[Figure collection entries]
+---+

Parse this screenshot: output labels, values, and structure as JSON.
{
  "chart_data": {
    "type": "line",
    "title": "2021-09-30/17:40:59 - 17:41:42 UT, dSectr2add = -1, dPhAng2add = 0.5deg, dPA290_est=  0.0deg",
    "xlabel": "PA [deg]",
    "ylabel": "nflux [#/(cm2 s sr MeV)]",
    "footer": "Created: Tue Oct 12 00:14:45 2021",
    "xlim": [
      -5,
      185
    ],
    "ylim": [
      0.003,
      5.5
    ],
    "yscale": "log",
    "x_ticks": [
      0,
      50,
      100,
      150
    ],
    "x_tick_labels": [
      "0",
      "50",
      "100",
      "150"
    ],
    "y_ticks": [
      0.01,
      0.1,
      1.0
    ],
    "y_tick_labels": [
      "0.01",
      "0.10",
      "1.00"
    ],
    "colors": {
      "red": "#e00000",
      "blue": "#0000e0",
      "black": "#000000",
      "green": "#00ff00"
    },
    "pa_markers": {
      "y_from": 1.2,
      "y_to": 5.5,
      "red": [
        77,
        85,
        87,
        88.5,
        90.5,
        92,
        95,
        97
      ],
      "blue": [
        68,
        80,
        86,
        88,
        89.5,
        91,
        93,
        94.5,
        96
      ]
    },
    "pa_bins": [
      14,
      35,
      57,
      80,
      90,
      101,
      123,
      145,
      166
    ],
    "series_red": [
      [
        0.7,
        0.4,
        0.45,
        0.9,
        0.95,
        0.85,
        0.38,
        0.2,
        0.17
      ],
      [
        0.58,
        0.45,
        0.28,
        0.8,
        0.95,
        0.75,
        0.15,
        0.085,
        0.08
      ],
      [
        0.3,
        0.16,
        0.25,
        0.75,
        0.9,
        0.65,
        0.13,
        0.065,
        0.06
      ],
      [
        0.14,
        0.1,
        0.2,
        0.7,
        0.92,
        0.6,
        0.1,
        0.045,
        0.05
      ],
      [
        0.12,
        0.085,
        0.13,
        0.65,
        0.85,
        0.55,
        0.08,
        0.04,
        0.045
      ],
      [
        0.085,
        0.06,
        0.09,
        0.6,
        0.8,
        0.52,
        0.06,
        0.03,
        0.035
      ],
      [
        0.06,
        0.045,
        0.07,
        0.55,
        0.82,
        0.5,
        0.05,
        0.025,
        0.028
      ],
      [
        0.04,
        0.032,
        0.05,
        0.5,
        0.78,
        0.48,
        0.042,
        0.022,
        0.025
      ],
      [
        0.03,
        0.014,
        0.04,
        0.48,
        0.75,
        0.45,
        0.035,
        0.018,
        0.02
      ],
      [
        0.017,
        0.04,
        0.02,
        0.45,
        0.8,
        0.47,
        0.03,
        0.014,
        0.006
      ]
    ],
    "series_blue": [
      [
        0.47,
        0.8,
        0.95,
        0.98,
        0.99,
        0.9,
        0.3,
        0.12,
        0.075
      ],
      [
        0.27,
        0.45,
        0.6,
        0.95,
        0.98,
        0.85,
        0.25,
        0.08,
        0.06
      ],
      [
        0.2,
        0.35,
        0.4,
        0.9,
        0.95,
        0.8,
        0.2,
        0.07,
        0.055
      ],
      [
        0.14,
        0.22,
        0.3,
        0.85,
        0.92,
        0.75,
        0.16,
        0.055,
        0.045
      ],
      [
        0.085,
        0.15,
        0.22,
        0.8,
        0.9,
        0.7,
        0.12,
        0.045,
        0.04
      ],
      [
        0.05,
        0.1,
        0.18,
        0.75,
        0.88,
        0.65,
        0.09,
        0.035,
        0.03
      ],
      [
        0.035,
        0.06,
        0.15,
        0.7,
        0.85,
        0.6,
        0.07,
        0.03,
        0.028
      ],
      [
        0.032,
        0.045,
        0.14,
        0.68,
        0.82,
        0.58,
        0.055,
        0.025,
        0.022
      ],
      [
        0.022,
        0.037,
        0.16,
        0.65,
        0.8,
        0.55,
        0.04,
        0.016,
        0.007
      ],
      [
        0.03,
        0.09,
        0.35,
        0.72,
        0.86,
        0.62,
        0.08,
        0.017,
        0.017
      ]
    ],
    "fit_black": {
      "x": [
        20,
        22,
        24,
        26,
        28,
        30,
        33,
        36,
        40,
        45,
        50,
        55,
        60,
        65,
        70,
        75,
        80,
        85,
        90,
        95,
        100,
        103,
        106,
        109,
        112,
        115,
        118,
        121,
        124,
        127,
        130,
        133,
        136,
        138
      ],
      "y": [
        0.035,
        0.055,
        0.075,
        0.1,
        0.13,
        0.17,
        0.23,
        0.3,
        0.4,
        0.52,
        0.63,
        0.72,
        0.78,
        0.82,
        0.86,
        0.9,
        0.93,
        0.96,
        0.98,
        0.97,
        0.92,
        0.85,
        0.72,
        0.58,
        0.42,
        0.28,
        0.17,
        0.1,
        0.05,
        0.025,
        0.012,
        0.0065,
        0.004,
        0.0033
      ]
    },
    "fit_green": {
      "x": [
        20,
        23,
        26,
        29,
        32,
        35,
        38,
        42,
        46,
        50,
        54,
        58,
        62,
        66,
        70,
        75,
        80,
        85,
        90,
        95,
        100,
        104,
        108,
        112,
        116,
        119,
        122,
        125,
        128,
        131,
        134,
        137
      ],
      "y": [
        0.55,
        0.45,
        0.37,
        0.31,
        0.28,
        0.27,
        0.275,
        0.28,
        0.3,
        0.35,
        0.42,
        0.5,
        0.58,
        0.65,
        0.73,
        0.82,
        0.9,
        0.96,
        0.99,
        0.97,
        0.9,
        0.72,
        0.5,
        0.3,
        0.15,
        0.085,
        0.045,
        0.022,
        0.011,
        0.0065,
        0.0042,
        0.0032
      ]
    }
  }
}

+---+

=== Set exercise ===
Reproduce each entry exactly, leaving out nothing.

=== Finished task ===
Parse this screenshot: output labels, values, and structure as JSON.
{
  "chart_data": {
    "type": "line",
    "title": "2021-09-30/17:40:59 - 17:41:42 UT, dSectr2add = -1, dPhAng2add = 0.5deg, dPA290_est=  0.0deg",
    "xlabel": "PA [deg]",
    "ylabel": "nflux [#/(cm2 s sr MeV)]",
    "footer": "Created: Tue Oct 12 00:14:45 2021",
    "xlim": [
      -5,
      185
    ],
    "ylim": [
      0.003,
      5.5
    ],
    "yscale": "log",
    "x_ticks": [
      0,
      50,
      100,
      150
    ],
    "x_tick_labels": [
      "0",
      "50",
      "100",
      "150"
    ],
    "y_ticks": [
      0.01,
      0.1,
      1.0
    ],
    "y_tick_labels": [
      "0.01",
      "0.10",
      "1.00"
    ],
    "colors": {
      "red": "#e00000",
      "blue": "#0000e0",
      "black": "#000000",
      "green": "#00ff00"
    },
    "pa_markers": {
      "y_from": 1.2,
      "y_to": 5.5,
      "red": [
        77,
        85,
        87,
        88.5,
        90.5,
        92,
        95,
        97
      ],
      "blue": [
        68,
        80,
        86,
        88,
        89.5,
        91,
        93,
        94.5,
        96
      ]
    },
    "pa_bins": [
      14,
      35,
      57,
      80,
      90,
      101,
      123,
      145,
      166
    ],
    "series_red": [
      [
        0.7,
        0.4,
        0.45,
        0.9,
        0.95,
        0.85,
        0.38,
        0.2,
        0.17
      ],
      [
        0.58,
        0.45,
        0.28,
        0.8,
        0.95,
        0.75,
        0.15,
        0.085,
        0.08
      ],
      [
        0.3,
        0.16,
        0.25,
        0.75,
        0.9,
        0.65,
        0.13,
        0.065,
        0.06
      ],
      [
        0.14,
        0.1,
        0.2,
        0.7,
        0.92,
        0.6,
        0.1,
        0.045,
        0.05
      ],
      [
        0.12,
        0.085,
        0.13,
        0.65,
        0.85,
        0.55,
        0.08,
        0.04,
        0.045
      ],
      [
        0.085,
        0.06,
        0.09,
        0.6,
        0.8,
        0.52,
        0.06,
        0.03,
        0.035
      ],
      [
        0.06,
        0.045,
        0.07,
        0.55,
        0.82,
        0.5,
        0.05,
        0.025,
        0.028
      ],
      [
        0.04,
        0.032,
        0.05,
        0.5,
        0.78,
        0.48,
        0.042,
        0.022,
        0.025
      ],
      [
        0.03,
        0.014,
        0.04,
        0.48,
        0.75,
        0.45,
        0.035,
        0.018,
        0.02
      ],
      [
        0.017,
        0.04,
        0.02,
        0.45,
        0.8,
        0.47,
        0.03,
        0.014,
        0.006
      ]
    ],
    "series_blue": [
      [
        0.47,
        0.8,
        0.95,
        0.98,
        0.99,
        0.9,
        0.3,
        0.12,
        0.075
      ],
      [
        0.27,
        0.45,
        0.6,
        0.95,
        0.98,
        0.85,
        0.25,
        0.08,
        0.06
      ],
      [
        0.2,
        0.35,
        0.4,
        0.9,
        0.95,
        0.8,
        0.2,
        0.07,
        0.055
      ],
      [
        0.14,
        0.22,
        0.3,
        0.85,
        0.92,
        0.75,
        0.16,
        0.055,
        0.045
      ],
      [
        0.085,
        0.15,
        0.22,
        0.8,
        0.9,
        0.7,
        0.12,
        0.045,
        0.04
      ],
      [
        0.05,
        0.1,
        0.18,
        0.75,
        0.88,
        0.65,
        0.09,
        0.035,
        0.03
      ],
      [
        0.035,
        0.06,
        0.15,
        0.7,
        0.85,
        0.6,
        0.07,
        0.03,
        0.028
      ],
      [
        0.032,
        0.045,
        0.14,
        0.68,
        0.82,
        0.58,
        0.055,
        0.025,
        0.022
      ],
      [
        0.022,
        0.037,
        0.16,
        0.65,
        0.8,
        0.55,
        0.04,
        0.016,
        0.007
      ],
      [
        0.03,
        0.09,
        0.35,
        0.72,
        0.86,
        0.62,
        0.08,
        0.017,
        0.017
      ]
    ],
    "fit_black": {
      "x": [
        20,
        22,
        24,
        26,
        28,
        30,
        33,
        36,
        40,
        45,
        50,
        55,
        60,
        65,
        70,
        75,
        80,
        85,
        90,
        95,
        100,
        103,
        106,
        109,
        112,
        115,
        118,
        121,
        124,
        127,
        130,
        133,
        136,
        138
      ],
      "y": [
        0.035,
        0.055,
        0.075,
        0.1,
        0.13,
        0.17,
        0.23,
        0.3,
        0.4,
        0.52,
        0.63,
        0.72,
        0.78,
        0.82,
        0.86,
        0.9,
        0.93,
        0.96,
        0.98,
        0.97,
        0.92,
        0.85,
        0.72,
        0.58,
        0.42,
        0.28,
        0.17,
        0.1,
        0.05,
        0.025,
        0.012,
        0.0065,
        0.004,
        0.0033
      ]
    },
    "fit_green": {
      "x": [
        20,
        23,
        26,
        29,
        32,
        35,
        38,
        42,
        46,
        50,
        54,
        58,
        62,
        66,
        70,
        75,
        80,
        85,
        90,
        95,
        100,
        104,
        108,
        112,
        116,
        119,
        122,
        125,
        128,
        131,
        134,
        137
      ],
      "y": [
        0.55,
        0.45,
        0.37,
        0.31,
        0.28,
        0.27,
        0.275,
        0.28,
        0.3,
        0.35,
        0.42,
        0.5,
        0.58,
        0.65,
        0.73,
        0.82,
        0.9,
        0.96,
        0.99,
        0.97,
        0.9,
        0.72,
        0.5,
        0.3,
        0.15,
        0.085,
        0.045,
        0.022,
        0.011,
        0.0065,
        0.0042,
        0.0032
      ]
    }
  }
}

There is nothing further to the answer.